(Records from a data source)
* * * * * * * * *

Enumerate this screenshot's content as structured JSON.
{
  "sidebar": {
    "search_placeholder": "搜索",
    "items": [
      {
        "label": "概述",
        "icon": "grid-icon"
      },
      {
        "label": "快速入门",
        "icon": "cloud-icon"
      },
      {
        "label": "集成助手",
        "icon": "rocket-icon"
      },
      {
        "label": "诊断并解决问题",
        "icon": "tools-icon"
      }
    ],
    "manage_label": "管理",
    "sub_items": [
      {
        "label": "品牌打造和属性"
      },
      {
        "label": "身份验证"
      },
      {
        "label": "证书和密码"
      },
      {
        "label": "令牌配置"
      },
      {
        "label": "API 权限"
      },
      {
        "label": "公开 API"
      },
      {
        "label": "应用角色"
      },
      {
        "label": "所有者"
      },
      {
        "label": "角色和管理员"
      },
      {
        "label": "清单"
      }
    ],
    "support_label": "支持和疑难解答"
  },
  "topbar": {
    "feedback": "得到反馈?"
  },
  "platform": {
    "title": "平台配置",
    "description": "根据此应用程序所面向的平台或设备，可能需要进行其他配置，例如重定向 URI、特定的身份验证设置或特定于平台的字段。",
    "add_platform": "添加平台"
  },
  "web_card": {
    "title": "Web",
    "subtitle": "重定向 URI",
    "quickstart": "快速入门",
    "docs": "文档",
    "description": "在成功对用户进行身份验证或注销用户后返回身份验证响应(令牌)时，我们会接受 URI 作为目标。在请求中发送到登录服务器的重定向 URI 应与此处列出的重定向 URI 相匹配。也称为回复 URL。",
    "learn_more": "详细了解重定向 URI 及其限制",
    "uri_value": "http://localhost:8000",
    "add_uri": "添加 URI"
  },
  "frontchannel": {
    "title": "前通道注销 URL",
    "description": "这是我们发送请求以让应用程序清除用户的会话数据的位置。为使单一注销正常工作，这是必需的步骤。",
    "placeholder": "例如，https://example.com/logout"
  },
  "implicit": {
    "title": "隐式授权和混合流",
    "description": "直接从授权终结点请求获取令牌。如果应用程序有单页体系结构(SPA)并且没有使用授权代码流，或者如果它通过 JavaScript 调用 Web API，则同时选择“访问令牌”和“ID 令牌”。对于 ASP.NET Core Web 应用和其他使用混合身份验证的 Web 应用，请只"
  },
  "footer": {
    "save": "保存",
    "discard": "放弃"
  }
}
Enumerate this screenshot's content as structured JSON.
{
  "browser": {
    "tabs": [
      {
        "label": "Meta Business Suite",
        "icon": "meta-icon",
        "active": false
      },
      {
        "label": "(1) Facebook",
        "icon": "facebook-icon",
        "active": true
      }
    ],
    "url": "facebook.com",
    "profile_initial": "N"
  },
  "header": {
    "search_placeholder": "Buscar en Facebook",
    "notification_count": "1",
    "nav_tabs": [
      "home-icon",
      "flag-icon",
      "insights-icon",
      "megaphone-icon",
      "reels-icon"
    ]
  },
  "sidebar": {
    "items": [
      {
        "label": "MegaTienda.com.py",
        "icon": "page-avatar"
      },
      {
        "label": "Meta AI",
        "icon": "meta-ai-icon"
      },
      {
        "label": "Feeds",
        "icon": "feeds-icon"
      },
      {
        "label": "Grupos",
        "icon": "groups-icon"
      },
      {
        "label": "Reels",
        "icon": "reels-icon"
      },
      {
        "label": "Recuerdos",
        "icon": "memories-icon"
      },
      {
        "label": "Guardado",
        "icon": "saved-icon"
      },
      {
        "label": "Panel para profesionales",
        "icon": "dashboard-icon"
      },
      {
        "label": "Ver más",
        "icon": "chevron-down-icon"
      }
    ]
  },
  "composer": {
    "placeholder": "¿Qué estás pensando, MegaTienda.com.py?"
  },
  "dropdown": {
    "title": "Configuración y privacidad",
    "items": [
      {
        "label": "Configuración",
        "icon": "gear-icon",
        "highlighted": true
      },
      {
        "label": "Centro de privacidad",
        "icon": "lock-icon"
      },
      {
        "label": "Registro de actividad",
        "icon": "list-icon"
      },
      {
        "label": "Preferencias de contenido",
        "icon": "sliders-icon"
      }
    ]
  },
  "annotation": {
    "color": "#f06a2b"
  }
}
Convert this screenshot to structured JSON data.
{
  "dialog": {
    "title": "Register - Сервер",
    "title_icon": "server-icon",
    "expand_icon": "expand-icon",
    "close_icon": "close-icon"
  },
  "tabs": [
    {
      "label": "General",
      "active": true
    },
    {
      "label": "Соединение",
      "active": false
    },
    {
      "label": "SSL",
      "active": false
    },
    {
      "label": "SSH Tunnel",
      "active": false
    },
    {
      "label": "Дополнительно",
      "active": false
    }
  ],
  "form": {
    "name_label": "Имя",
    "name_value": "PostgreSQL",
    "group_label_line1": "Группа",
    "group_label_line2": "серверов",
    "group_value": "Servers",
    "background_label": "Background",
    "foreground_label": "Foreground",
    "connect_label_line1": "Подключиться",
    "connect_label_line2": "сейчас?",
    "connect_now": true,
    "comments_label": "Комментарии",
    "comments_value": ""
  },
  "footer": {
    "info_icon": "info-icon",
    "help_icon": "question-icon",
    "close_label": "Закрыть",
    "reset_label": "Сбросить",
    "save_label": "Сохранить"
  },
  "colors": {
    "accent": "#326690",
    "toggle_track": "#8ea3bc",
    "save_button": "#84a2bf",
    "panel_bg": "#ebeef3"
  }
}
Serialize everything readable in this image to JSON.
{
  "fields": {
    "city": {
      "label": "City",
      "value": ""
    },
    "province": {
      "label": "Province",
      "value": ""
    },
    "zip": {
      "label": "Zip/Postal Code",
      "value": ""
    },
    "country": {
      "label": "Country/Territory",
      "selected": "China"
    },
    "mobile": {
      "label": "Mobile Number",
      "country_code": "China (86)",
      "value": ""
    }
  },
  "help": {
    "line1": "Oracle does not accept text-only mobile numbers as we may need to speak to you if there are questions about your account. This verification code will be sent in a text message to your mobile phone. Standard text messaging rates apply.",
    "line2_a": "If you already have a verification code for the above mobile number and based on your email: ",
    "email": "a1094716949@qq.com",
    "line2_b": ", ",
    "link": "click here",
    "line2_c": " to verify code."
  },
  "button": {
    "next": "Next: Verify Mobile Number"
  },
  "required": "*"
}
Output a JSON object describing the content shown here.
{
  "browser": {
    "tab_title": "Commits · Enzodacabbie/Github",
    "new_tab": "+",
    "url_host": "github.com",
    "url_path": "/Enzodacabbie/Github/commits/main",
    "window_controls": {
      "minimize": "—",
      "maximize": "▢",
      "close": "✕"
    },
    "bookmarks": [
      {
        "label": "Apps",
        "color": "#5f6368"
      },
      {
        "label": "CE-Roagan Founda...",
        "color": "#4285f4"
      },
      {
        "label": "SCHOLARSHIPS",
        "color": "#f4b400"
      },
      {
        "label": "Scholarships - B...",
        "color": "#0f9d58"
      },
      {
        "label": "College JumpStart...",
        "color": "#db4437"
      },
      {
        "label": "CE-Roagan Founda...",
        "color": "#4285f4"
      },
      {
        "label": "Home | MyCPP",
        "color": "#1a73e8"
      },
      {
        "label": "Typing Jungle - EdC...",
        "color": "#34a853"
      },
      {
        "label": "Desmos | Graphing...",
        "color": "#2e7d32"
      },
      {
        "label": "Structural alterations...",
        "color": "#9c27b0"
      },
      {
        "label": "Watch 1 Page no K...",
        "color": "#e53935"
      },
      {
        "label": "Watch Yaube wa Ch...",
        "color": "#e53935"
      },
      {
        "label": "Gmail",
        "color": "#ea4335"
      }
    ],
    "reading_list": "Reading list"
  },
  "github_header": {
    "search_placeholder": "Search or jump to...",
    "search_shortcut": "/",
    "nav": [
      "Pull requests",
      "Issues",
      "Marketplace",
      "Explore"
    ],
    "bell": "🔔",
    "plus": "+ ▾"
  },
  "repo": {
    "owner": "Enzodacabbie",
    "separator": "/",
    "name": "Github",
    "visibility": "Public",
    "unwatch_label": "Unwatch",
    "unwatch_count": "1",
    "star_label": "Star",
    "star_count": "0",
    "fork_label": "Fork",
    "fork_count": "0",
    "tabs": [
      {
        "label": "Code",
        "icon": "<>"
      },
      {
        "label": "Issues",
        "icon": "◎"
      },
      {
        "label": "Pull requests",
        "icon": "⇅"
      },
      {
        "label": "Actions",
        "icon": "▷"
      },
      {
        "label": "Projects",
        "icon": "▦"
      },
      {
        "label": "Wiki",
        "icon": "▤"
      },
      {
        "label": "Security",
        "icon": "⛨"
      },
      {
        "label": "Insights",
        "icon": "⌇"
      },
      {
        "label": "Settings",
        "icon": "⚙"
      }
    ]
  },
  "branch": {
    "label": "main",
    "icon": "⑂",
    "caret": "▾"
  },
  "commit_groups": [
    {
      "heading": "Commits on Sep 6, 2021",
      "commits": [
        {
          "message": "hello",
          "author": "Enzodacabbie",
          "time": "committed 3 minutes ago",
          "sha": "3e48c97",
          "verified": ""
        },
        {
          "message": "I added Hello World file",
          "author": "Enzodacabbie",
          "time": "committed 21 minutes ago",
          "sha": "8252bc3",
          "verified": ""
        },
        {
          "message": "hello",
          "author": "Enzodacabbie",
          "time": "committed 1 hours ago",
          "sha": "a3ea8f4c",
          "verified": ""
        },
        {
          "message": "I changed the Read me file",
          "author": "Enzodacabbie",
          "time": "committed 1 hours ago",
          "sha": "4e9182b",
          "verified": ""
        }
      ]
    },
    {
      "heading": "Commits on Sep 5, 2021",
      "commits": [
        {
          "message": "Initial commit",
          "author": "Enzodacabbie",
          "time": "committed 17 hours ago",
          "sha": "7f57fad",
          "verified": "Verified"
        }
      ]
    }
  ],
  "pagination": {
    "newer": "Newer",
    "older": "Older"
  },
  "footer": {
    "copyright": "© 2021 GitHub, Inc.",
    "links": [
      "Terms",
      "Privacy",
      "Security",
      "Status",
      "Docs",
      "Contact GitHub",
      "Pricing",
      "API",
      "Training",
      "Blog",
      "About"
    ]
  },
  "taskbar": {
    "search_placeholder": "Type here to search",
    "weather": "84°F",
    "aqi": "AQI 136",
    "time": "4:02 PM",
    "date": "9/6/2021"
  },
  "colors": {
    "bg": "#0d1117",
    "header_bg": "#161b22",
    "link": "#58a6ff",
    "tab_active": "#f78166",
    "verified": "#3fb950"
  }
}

* * * * * * * * *

• REQUIRED WORK
Pull out all lines from the entries above in which the word "main" appears.

• WRITTEN REPLY
    "url_path": "/Enzodacabbie/Github/commits/main",
    "label": "main",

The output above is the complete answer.